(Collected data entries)
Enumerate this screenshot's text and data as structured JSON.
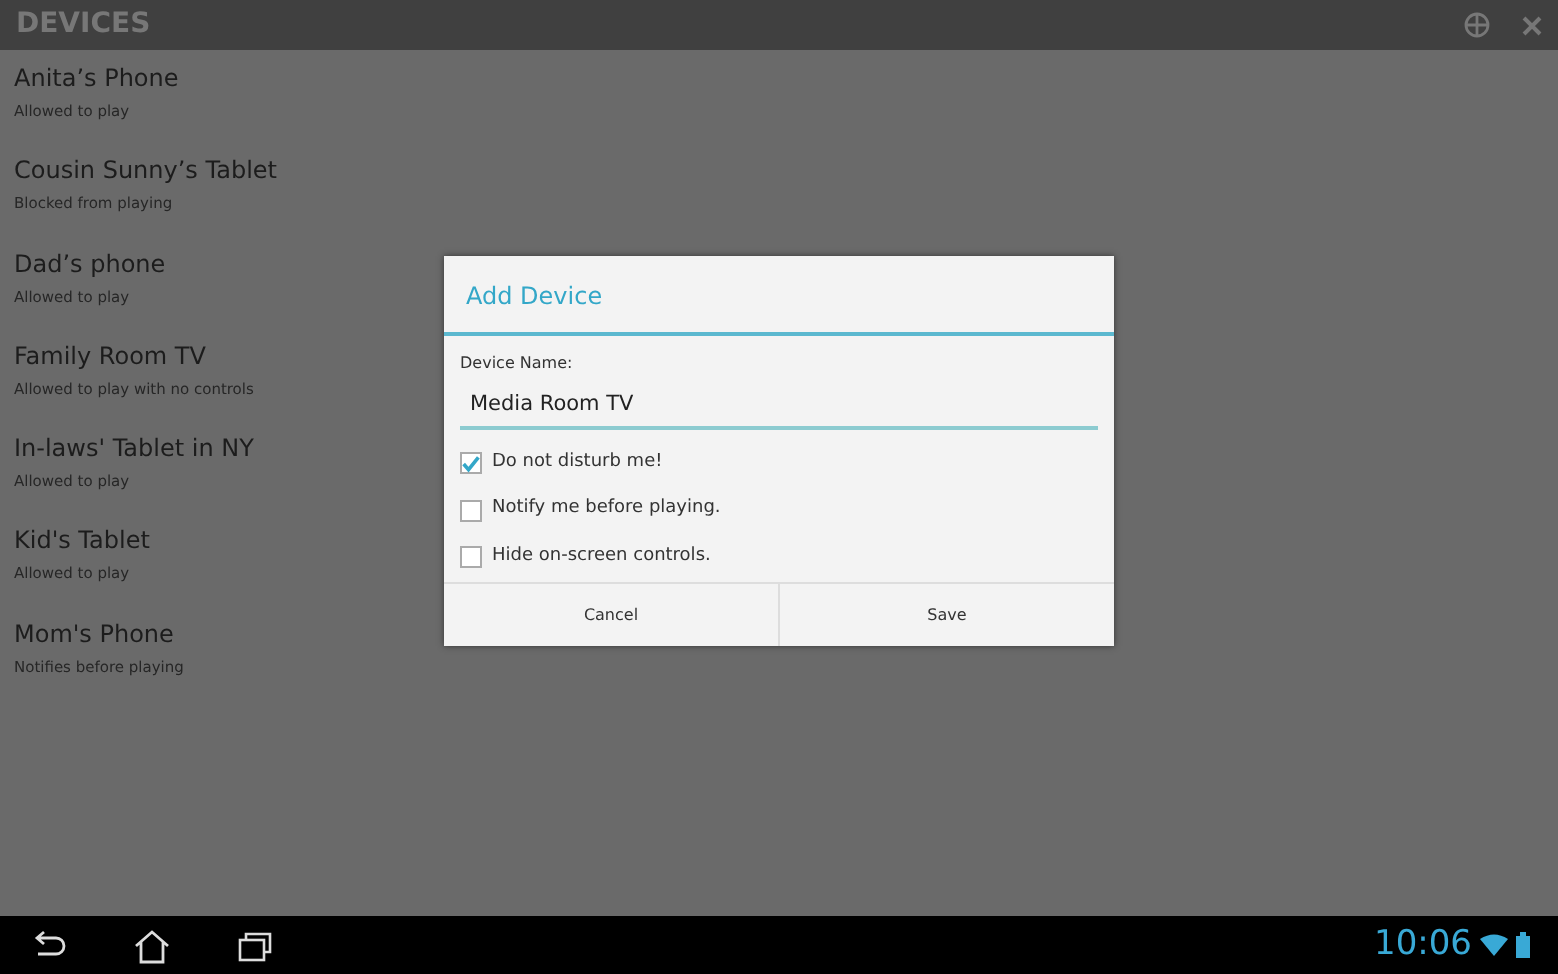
{
  "action_bar": {
    "title": "DEVICES"
  },
  "devices": [
    {
      "name": "Anita’s Phone",
      "status": "Allowed to play"
    },
    {
      "name": "Cousin Sunny’s Tablet",
      "status": "Blocked from playing"
    },
    {
      "name": "Dad’s phone",
      "status": "Allowed to play"
    },
    {
      "name": "Family Room TV",
      "status": "Allowed to play with no controls"
    },
    {
      "name": "In-laws' Tablet in NY",
      "status": "Allowed to play"
    },
    {
      "name": "Kid's Tablet",
      "status": "Allowed to play"
    },
    {
      "name": "Mom's Phone",
      "status": "Notifies before playing"
    }
  ],
  "dialog": {
    "title": "Add Device",
    "field_label": "Device Name:",
    "field_value": "Media Room TV",
    "options": [
      {
        "label": "Do not disturb me!",
        "checked": true
      },
      {
        "label": "Notify me before playing.",
        "checked": false
      },
      {
        "label": "Hide on-screen controls.",
        "checked": false
      }
    ],
    "buttons": [
      "Cancel",
      "Save"
    ]
  },
  "status_bar": {
    "time": "10:06"
  }
}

**Exercise description**
Transcribe all of the material exactly, leaving out whatever pictures it contains.

**Solution for this exercise**
Enumerate this screenshot's text and data as structured JSON.
{
  "action_bar": {
    "title": "DEVICES"
  },
  "devices": [
    {
      "name": "Anita’s Phone",
      "status": "Allowed to play"
    },
    {
      "name": "Cousin Sunny’s Tablet",
      "status": "Blocked from playing"
    },
    {
      "name": "Dad’s phone",
      "status": "Allowed to play"
    },
    {
      "name": "Family Room TV",
      "status": "Allowed to play with no controls"
    },
    {
      "name": "In-laws' Tablet in NY",
      "status": "Allowed to play"
    },
    {
      "name": "Kid's Tablet",
      "status": "Allowed to play"
    },
    {
      "name": "Mom's Phone",
      "status": "Notifies before playing"
    }
  ],
  "dialog": {
    "title": "Add Device",
    "field_label": "Device Name:",
    "field_value": "Media Room TV",
    "options": [
      {
        "label": "Do not disturb me!",
        "checked": true
      },
      {
        "label": "Notify me before playing.",
        "checked": false
      },
      {
        "label": "Hide on-screen controls.",
        "checked": false
      }
    ],
    "buttons": [
      "Cancel",
      "Save"
    ]
  },
  "status_bar": {
    "time": "10:06"
  }
}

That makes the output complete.